*** Page excerpt

The Straight Line From 5,000 Trump Lies To 11 Jews Murdered In Pittsburgh
‘There must be no tolerance for anti-Semitism in America,” Donald Trumptold the Future Farmers of America following the mass murder in a Pittsburgh synagogue at a Sabbath service — the same Trump who said that some of the neo-Nazis chanting “Jews will not replace us” in Charlottesville were “very fine people.”
“This wicked act of mass murder is pure evil,” Trump said of today’s Tree of Life slaughter — the same Trump who told a Mississippi rally that Christine Blasey Ford and Democrats opposing Brett Kavanaugh’s confirmation were “really evil people.”
“It’s a terrible, terrible thing, what’s going on with hate in our country, frankly,” Trump told reporters before boarding Air Force One for Indiana.
Yesterday, hours before a Trump superfan, whose former boss called him “anti-gay, anti-black, anti-Jewish, you name it, everybody that wasn’t white,” was charged with sending pipe bombs to 14 prominent Democrats, Trump tweeted that reporters are a “very big part of the Anger we see today in our society…. It has gotten so bad and hateful that it is beyond description.”
That afternoon, in the East Room, in a dog-whistle to anti-Semites, Trump called George Soros, the first recipient of one of those pipe bombs, a “globalist.” When someone shouted “Lock him up,” Trump chuckled and repeated the chant.
That’s what’s going on with hate in our country, frankly.
Today, in Indiana, Trump condemned violence, but since the start of his campaign he’s been a cheerleader for it in rallies across the country. “I’d like to punch him in the face,” Trump told a jeering crowd in Nevada during the primaries. He told his supporters in Iowa to “knock the crap out of” protesters, promising to pay for their lawyers. A few days ago, in Montana, Trump called Republican congressman Greg Gianforte, who had body-slammed a reporter last spring, “my kind of guy.”
But when Trump is confronted with his incivility, when reporters try to hold him accountable for his bullying or misogyny, here’s what he and his surrogates say: It was a joke — I was “just kidding,” having a little fun with the crowd. Alleged pipe bomber Cesar Sayoc apparently didn’t get that joke. The neo-Nazi site Daily Stormer, didn’t made Trump their poster boy as a joke. Nor — if the asylum-seekers could hear how Trump and his party are systematically dehumanizing them as a midterms strategy— would they find it a joke.

******

** Given request A **
From the opinion piece on Trump and the Pittsburgh synagogue shooting, echo the passage starting with "Yesterday, hours before" and going on through "our country, frankly.".
** Given request B **
Which U.S. states are named in the opinion piece on Trump and the Pittsburgh synagogue shooting? List every one.
** Given request C **
Go on with the opinion piece on Trump and the Pittsburgh synagogue shooting, picking up after its final sentence.

*** Stored data

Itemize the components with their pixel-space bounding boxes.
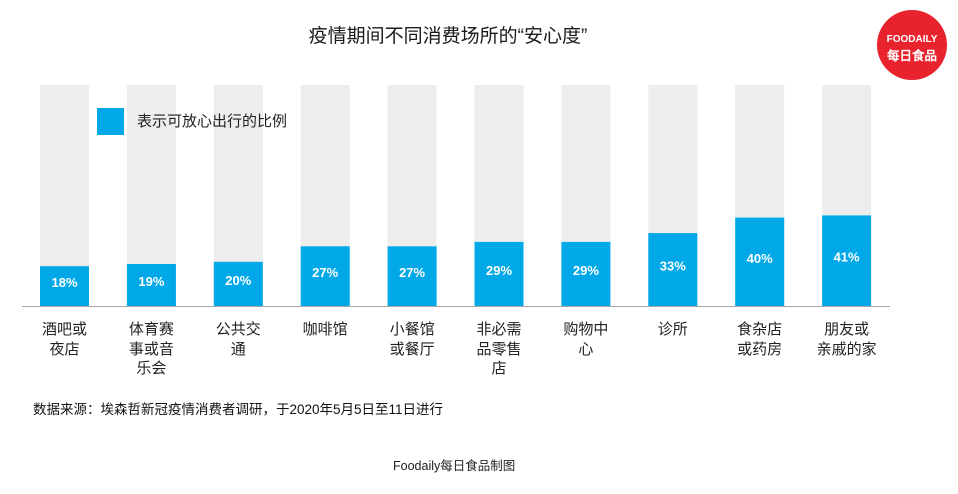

******

** Reply A **
Yesterday, hours before a Trump superfan, whose former boss called him “anti-gay, anti-black, anti-Jewish, you name it, everybody that wasn’t white,” was charged with sending pipe bombs to 14 prominent Democrats, Trump tweeted that reporters are a “very big part of the Anger we see today in our society…. It has gotten so bad and hateful that it is beyond description.”
That afternoon, in the East Room, in a dog-whistle to anti-Semites, Trump called George Soros, the first recipient of one of those pipe bombs, a “globalist.” When someone shouted “Lock him up,” Trump chuckled and repeated the chant.
That’s what’s going on with hate in our country, frankly.

** Reply B **
Mississippi, Indiana, Nevada, Iowa, Montana

** Reply C **
Trump occasionally plays presidential, but even to his base, it’s clear that it’s an act. In a single speech, even in a single sentence, swinging from prompter to ad lib and back again, he can’t help himself from veering from scripted statesmanship to racism and rabble rousing. On Friday, at a rally in Charlotte, North Carolina, Trump addressed the crowd soberly. Sayoc was in custody and Trump read his scripted words:
“In recent days, we’ve had a broader conversation about the tone and civility of our national dialogue. Everyone will benefit if we can end the politics of personal destruction. We must unify as a nation in peace, love and in harmony.”
But when the crowd went flat, he junked that alien tone. He brought back “Crooked Hillary Clinton” and prompted a roar of “Lock her up!” Then, days after his supporter sent pipe bombs to the network, the President of the United States cued up “CNN sucks!” But when he slammed Maxine Waters, he omitted his usual juvenile dig: “Low I.Q.,” saying, “I’m trying to be nice,” echoing a line he used in Wisconsin: “Do you see how nice I’m behaving tonight?”
By behaving as Toto to his own Oz and pulling back the curtain on his impersonation of dignity, he undermines the idea of politicians who do care, who do have dignity, who behave with humanity because they are actually nice, not just putting on a temporary act. Just because this Wizard of Oz reveals and revels in his con, laughing along with the room at the ridiculousness of performing POTUS, doesn’t mean he’s right. Other national representatives do, and have, actual authentic decency and care about people with whom they disagree.
A surefire shtick of his is tottering around the podium like a stiff wooden soldier, saying, “I can be more presidential than any president that’s ever held this office.” Unlike, say Harrison Ford who can actually play presidential for hours at a time, Trump can’t even conceive that anyone could believe in the dignity of the post he holds. His is an act of supreme cynicism, denigrating presidential temperament as showbiz sleight-of-hand.
To Trump, everything is entertainment. Knowing the difference between thinking and magical thinking is a requirement for graduating from childhood, but knowing how reality differs from reality TV is not a skill in Trump’s toolkit. Nor is truthfulness. “What we have not seen before in our public life is politicians just blatantly, repeatedly, baldly, shamelessly, lying,” Barack Obama said last week. But for Trump, who inherited at least $413 million from his father, reality, truth and caring about other people are alien concepts. He can say what he wants because his father’s money – and now his office – will protect him from the ramifications.
Of course he thinks journalists who try to tell the truth are the enemy — truth and reality are what he’s been successfully avoiding since kindergarten.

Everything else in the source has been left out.